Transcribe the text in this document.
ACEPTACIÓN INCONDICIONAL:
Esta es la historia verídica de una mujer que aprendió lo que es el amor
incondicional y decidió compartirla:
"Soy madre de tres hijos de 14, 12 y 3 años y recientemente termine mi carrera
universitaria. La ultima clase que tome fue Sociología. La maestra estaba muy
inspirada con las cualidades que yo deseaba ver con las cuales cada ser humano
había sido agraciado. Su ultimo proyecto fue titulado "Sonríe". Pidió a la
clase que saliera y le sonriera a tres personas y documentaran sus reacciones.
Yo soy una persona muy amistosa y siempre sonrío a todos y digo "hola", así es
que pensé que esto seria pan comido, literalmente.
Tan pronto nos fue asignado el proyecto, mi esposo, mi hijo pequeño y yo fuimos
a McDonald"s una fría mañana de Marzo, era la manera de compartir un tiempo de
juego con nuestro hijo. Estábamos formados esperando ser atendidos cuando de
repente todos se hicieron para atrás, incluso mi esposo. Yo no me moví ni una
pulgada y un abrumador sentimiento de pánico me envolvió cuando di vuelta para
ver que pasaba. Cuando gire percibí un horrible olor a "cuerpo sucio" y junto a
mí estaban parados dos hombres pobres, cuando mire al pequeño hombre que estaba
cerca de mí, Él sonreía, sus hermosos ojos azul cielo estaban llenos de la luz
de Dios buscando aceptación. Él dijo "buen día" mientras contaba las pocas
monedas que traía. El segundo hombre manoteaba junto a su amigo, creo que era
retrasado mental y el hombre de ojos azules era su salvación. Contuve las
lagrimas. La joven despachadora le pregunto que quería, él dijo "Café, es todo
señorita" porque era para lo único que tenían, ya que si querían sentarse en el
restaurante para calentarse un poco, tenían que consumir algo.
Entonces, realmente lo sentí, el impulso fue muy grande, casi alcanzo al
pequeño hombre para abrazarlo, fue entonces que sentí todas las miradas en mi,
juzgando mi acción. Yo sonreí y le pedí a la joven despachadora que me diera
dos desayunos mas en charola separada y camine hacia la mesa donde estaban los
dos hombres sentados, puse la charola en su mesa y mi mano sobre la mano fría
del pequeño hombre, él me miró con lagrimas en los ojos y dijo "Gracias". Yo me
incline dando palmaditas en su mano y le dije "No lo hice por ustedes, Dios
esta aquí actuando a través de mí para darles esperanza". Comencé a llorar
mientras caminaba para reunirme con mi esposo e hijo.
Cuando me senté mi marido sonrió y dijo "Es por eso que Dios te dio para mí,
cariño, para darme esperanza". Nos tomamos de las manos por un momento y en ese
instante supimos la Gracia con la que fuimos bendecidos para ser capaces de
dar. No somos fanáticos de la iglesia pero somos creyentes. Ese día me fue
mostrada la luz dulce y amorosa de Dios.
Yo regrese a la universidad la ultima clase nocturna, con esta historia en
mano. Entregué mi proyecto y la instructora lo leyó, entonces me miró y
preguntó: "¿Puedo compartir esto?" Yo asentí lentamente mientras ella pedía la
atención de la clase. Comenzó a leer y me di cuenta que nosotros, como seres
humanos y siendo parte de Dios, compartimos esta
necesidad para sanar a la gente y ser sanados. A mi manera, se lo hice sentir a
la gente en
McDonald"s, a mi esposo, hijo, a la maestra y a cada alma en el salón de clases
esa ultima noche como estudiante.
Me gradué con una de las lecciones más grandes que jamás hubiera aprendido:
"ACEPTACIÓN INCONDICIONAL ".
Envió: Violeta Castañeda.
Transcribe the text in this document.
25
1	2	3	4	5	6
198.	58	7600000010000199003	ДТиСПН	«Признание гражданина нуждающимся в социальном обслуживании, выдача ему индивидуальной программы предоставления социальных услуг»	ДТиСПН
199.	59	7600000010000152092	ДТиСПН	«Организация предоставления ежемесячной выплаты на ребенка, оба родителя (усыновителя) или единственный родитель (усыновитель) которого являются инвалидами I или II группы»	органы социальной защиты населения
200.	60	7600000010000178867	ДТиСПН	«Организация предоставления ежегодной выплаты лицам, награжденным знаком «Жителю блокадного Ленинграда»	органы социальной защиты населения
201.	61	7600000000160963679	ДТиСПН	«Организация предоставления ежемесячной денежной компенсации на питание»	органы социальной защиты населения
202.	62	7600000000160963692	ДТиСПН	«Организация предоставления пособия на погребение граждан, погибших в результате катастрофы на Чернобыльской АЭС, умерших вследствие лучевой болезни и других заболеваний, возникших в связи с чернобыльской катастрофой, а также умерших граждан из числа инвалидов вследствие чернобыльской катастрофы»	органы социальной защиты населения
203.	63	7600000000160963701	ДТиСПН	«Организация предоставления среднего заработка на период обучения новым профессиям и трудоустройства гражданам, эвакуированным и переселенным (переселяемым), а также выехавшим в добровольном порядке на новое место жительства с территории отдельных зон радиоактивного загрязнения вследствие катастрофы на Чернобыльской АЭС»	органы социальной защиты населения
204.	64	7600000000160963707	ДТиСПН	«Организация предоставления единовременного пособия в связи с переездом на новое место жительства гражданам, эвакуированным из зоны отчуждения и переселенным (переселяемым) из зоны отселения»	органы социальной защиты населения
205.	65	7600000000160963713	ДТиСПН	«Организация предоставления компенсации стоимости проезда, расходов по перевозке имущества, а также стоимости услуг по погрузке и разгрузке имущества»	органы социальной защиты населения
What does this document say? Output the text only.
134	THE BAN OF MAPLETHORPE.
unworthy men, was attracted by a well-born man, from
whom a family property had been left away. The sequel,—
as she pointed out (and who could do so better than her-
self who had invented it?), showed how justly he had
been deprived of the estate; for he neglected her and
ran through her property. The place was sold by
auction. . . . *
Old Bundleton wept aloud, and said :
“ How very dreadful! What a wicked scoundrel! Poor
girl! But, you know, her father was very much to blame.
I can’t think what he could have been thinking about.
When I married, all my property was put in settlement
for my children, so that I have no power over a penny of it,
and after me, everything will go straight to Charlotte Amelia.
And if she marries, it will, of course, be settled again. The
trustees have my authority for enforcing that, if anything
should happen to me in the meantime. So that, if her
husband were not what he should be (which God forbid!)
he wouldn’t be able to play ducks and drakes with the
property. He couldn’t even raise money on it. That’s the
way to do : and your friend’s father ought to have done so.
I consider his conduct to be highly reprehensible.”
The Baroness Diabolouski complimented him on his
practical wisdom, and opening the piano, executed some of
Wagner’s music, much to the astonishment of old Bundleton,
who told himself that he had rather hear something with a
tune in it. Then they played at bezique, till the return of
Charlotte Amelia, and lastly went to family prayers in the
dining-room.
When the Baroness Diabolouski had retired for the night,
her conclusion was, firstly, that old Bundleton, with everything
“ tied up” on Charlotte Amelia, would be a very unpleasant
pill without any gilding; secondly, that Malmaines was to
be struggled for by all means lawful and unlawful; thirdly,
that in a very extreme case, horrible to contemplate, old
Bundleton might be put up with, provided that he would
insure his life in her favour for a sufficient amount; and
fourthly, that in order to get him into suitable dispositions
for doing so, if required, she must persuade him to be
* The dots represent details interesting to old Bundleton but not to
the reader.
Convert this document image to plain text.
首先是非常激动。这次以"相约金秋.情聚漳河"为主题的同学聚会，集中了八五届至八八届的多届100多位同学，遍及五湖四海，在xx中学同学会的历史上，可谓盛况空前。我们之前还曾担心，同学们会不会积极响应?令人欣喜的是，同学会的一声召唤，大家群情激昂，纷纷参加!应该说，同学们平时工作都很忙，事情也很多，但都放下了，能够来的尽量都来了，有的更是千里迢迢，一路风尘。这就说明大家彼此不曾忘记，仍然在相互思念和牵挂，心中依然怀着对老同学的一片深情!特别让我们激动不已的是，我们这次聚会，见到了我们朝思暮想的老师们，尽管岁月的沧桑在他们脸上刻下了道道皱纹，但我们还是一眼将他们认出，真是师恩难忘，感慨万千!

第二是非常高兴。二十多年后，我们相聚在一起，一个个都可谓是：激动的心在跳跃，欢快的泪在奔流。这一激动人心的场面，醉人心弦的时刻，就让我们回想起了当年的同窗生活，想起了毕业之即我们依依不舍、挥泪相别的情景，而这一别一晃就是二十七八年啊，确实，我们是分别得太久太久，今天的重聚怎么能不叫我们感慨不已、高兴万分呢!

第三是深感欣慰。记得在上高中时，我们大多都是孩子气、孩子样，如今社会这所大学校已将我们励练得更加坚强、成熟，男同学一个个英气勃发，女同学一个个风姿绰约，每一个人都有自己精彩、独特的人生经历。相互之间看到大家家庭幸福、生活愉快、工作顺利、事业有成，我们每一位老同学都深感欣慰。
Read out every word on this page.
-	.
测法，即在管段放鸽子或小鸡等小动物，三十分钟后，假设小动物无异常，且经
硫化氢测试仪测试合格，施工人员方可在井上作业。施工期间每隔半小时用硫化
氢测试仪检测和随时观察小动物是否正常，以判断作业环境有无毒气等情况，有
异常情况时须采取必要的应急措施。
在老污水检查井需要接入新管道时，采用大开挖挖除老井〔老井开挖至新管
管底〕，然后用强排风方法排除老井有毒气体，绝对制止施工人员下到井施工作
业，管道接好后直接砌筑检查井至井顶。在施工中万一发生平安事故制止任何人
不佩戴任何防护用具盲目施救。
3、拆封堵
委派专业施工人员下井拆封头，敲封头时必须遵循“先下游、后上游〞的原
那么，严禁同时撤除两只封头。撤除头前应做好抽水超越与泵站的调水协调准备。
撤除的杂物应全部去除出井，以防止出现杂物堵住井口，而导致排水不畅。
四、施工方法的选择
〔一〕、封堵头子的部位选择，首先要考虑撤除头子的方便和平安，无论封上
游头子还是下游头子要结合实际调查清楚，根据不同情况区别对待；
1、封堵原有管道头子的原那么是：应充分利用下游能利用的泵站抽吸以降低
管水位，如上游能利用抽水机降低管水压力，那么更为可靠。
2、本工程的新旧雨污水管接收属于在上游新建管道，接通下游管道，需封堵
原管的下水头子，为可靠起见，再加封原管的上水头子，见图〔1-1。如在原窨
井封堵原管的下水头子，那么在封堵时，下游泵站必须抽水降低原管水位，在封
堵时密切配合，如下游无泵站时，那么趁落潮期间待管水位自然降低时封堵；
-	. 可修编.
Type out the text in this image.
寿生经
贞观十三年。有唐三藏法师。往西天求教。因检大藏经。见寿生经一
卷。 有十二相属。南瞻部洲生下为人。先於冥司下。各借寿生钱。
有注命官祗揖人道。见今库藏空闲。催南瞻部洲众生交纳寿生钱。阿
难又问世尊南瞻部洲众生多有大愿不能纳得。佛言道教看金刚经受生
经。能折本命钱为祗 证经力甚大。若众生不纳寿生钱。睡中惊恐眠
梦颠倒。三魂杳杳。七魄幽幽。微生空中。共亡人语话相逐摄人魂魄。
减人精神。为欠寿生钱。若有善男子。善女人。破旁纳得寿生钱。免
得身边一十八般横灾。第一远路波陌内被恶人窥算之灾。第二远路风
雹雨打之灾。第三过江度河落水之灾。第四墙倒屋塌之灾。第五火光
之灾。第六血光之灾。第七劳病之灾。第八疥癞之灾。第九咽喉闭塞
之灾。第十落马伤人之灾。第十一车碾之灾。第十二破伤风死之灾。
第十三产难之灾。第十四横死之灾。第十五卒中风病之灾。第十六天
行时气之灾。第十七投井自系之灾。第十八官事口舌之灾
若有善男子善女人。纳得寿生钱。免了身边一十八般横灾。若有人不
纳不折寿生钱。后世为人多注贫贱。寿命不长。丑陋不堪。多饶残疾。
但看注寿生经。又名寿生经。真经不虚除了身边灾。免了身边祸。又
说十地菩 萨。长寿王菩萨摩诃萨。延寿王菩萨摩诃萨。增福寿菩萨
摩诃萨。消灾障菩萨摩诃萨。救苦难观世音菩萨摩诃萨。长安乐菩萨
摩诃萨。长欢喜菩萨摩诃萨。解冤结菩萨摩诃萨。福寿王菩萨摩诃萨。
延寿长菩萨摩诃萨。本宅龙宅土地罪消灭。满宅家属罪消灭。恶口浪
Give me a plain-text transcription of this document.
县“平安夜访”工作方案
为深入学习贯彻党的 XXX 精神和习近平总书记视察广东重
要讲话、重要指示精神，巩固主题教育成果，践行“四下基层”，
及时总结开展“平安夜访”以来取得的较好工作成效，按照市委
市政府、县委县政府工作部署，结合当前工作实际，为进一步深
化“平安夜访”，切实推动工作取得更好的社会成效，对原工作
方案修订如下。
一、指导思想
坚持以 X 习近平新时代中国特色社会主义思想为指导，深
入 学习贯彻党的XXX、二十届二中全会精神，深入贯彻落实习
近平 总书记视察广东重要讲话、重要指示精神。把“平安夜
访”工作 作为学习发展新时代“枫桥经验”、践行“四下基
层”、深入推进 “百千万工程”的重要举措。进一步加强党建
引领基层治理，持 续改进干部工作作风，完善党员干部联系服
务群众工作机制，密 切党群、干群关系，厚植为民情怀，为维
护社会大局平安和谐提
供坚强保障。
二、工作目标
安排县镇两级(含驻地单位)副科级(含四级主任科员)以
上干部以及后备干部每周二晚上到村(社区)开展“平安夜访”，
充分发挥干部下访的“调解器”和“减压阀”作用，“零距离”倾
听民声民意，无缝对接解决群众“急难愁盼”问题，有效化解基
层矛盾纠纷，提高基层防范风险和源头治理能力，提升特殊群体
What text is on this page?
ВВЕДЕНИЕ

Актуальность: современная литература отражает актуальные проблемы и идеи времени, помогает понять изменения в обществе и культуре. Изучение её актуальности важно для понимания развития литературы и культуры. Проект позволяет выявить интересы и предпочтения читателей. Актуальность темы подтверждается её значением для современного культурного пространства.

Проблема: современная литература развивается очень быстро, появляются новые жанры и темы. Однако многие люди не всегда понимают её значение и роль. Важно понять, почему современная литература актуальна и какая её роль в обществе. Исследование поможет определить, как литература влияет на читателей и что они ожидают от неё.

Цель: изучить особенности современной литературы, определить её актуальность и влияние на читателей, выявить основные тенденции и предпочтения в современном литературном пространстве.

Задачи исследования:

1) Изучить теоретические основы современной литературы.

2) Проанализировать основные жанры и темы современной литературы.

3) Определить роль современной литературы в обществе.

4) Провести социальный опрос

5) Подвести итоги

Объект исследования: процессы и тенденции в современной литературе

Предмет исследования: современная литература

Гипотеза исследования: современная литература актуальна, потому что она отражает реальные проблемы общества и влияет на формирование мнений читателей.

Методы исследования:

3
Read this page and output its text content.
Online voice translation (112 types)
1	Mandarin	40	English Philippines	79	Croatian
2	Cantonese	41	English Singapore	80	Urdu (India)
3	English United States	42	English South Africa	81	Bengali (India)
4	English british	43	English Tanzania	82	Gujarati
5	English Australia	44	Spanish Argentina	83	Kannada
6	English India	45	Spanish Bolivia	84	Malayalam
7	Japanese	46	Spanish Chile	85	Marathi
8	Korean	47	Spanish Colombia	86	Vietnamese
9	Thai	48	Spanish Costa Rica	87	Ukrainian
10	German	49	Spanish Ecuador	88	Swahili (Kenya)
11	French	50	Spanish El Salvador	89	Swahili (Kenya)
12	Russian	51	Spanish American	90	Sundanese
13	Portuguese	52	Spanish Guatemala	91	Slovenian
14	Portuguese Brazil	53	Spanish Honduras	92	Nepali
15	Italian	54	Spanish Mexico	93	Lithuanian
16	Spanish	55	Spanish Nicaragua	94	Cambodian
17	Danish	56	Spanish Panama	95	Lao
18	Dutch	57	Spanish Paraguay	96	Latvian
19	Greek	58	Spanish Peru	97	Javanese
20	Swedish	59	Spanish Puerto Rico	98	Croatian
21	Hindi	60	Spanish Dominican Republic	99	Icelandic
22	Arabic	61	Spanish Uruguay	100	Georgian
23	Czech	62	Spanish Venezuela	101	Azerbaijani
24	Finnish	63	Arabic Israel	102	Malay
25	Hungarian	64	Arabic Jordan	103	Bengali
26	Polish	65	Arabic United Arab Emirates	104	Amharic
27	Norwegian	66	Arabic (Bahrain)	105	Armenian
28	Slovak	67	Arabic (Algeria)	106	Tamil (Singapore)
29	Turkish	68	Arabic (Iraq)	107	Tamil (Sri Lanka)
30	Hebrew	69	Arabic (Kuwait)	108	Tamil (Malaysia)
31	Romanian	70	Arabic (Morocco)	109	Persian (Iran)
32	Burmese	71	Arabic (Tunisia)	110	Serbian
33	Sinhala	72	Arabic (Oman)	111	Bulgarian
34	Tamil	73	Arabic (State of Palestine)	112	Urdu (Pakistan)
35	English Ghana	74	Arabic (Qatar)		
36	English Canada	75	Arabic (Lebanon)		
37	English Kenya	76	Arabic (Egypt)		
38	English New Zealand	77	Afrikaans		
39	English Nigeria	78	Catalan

## Short task
How many of the lines above hold the word "также"? Give only that number.

## Response to the task
3